- TASK TO COMPLETE: Under this task are some entries; return every one of them exactly.

- INPUT:
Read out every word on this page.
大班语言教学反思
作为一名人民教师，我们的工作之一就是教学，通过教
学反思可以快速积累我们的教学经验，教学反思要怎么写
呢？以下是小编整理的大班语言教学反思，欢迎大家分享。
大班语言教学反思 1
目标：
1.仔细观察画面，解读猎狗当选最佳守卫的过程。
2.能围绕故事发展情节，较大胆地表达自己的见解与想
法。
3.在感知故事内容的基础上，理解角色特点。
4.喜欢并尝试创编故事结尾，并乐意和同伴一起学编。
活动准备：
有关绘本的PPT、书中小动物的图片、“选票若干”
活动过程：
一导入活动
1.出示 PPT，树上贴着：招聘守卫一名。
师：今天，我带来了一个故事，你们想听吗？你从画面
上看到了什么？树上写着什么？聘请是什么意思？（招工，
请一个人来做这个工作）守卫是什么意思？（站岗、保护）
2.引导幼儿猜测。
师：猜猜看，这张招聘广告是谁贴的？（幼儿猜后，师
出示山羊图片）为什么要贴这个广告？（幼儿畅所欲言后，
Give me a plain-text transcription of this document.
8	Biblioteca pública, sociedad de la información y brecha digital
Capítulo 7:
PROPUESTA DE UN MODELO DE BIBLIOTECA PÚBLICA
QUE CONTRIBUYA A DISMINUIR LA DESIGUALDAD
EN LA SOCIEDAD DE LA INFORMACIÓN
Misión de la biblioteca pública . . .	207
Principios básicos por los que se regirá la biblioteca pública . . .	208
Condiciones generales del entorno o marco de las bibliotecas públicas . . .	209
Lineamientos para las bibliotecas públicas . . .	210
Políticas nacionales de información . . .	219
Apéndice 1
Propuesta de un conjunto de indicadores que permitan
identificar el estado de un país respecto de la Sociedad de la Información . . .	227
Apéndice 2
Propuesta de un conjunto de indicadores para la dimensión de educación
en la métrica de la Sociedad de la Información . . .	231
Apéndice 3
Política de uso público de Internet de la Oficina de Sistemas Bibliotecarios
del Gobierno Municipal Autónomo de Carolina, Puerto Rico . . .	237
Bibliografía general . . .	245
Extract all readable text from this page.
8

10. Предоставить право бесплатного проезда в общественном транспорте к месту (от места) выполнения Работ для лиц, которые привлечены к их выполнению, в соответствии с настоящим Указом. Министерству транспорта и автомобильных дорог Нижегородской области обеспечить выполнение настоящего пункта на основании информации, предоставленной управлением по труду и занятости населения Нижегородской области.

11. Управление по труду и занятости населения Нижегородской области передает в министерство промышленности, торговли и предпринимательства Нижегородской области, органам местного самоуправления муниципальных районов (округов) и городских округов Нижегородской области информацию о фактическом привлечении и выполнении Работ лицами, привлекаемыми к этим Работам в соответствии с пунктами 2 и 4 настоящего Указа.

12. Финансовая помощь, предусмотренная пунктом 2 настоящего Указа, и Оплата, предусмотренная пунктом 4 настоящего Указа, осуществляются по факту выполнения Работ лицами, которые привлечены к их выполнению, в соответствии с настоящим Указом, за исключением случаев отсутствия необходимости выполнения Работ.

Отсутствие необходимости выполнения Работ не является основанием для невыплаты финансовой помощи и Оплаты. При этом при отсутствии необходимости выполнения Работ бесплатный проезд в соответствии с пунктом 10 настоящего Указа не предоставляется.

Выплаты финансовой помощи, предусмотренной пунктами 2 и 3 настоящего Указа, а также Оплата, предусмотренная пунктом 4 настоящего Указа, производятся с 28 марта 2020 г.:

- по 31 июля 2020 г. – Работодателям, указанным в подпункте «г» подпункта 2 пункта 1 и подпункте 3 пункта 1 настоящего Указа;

- OUTPUT OF THE TASK:
Read out every word on this page.
大班语言教学反思
作为一名人民教师，我们的工作之一就是教学，通过教
学反思可以快速积累我们的教学经验，教学反思要怎么写
呢？以下是小编整理的大班语言教学反思，欢迎大家分享。
大班语言教学反思 1
目标：
1.仔细观察画面，解读猎狗当选最佳守卫的过程。
2.能围绕故事发展情节，较大胆地表达自己的见解与想
法。
3.在感知故事内容的基础上，理解角色特点。
4.喜欢并尝试创编故事结尾，并乐意和同伴一起学编。
活动准备：
有关绘本的PPT、书中小动物的图片、“选票若干”
活动过程：
一导入活动
1.出示 PPT，树上贴着：招聘守卫一名。
师：今天，我带来了一个故事，你们想听吗？你从画面
上看到了什么？树上写着什么？聘请是什么意思？（招工，
请一个人来做这个工作）守卫是什么意思？（站岗、保护）
2.引导幼儿猜测。
师：猜猜看，这张招聘广告是谁贴的？（幼儿猜后，师
出示山羊图片）为什么要贴这个广告？（幼儿畅所欲言后，
Give me a plain-text transcription of this document.
8	Biblioteca pública, sociedad de la información y brecha digital
Capítulo 7:
PROPUESTA DE UN MODELO DE BIBLIOTECA PÚBLICA
QUE CONTRIBUYA A DISMINUIR LA DESIGUALDAD
EN LA SOCIEDAD DE LA INFORMACIÓN
Misión de la biblioteca pública . . .	207
Principios básicos por los que se regirá la biblioteca pública . . .	208
Condiciones generales del entorno o marco de las bibliotecas públicas . . .	209
Lineamientos para las bibliotecas públicas . . .	210
Políticas nacionales de información . . .	219
Apéndice 1
Propuesta de un conjunto de indicadores que permitan
identificar el estado de un país respecto de la Sociedad de la Información . . .	227
Apéndice 2
Propuesta de un conjunto de indicadores para la dimensión de educación
en la métrica de la Sociedad de la Información . . .	231
Apéndice 3
Política de uso público de Internet de la Oficina de Sistemas Bibliotecarios
del Gobierno Municipal Autónomo de Carolina, Puerto Rico . . .	237
Bibliografía general . . .	245
Extract all readable text from this page.
8

10. Предоставить право бесплатного проезда в общественном транспорте к месту (от места) выполнения Работ для лиц, которые привлечены к их выполнению, в соответствии с настоящим Указом. Министерству транспорта и автомобильных дорог Нижегородской области обеспечить выполнение настоящего пункта на основании информации, предоставленной управлением по труду и занятости населения Нижегородской области.

11. Управление по труду и занятости населения Нижегородской области передает в министерство промышленности, торговли и предпринимательства Нижегородской области, органам местного самоуправления муниципальных районов (округов) и городских округов Нижегородской области информацию о фактическом привлечении и выполнении Работ лицами, привлекаемыми к этим Работам в соответствии с пунктами 2 и 4 настоящего Указа.

12. Финансовая помощь, предусмотренная пунктом 2 настоящего Указа, и Оплата, предусмотренная пунктом 4 настоящего Указа, осуществляются по факту выполнения Работ лицами, которые привлечены к их выполнению, в соответствии с настоящим Указом, за исключением случаев отсутствия необходимости выполнения Работ.

Отсутствие необходимости выполнения Работ не является основанием для невыплаты финансовой помощи и Оплаты. При этом при отсутствии необходимости выполнения Работ бесплатный проезд в соответствии с пунктом 10 настоящего Указа не предоставляется.

Выплаты финансовой помощи, предусмотренной пунктами 2 и 3 настоящего Указа, а также Оплата, предусмотренная пунктом 4 настоящего Указа, производятся с 28 марта 2020 г.:

- по 31 июля 2020 г. – Работодателям, указанным в подпункте «г» подпункта 2 пункта 1 и подпункте 3 пункта 1 настоящего Указа;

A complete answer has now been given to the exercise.